◆ **SET PROBLEM**: Copy out the listing that follows exactly, dropping every picture.
>> Start DATA IN THIS EXERCISE
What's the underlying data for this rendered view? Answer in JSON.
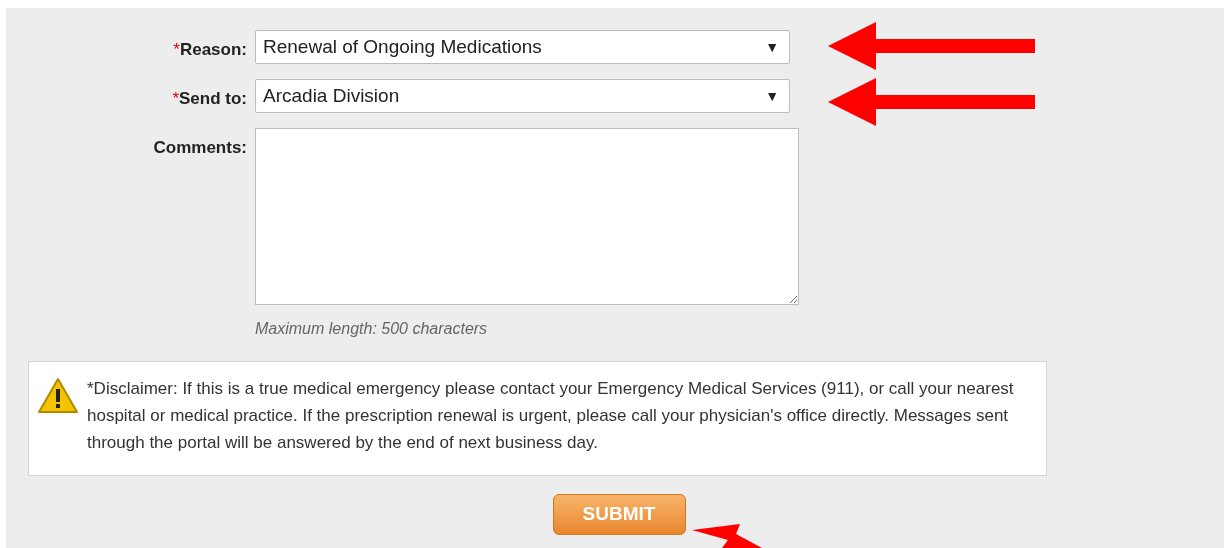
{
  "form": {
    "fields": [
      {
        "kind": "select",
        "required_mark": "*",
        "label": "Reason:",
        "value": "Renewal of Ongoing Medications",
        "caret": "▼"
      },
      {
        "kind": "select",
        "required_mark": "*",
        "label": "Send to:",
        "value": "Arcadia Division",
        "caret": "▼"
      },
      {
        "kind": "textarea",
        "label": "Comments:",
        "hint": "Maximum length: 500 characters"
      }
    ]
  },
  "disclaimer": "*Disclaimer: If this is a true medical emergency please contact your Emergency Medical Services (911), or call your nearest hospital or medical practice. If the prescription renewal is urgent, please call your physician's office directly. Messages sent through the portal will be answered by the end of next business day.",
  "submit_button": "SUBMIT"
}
>> End DATA IN THIS EXERCISE
◆ **SOLUTION BELOW**:
What's the underlying data for this rendered view? Answer in JSON.
{
  "form": {
    "fields": [
      {
        "kind": "select",
        "required_mark": "*",
        "label": "Reason:",
        "value": "Renewal of Ongoing Medications",
        "caret": "▼"
      },
      {
        "kind": "select",
        "required_mark": "*",
        "label": "Send to:",
        "value": "Arcadia Division",
        "caret": "▼"
      },
      {
        "kind": "textarea",
        "label": "Comments:",
        "hint": "Maximum length: 500 characters"
      }
    ]
  },
  "disclaimer": "*Disclaimer: If this is a true medical emergency please contact your Emergency Medical Services (911), or call your nearest hospital or medical practice. If the prescription renewal is urgent, please call your physician's office directly. Messages sent through the portal will be answered by the end of next business day.",
  "submit_button": "SUBMIT"
}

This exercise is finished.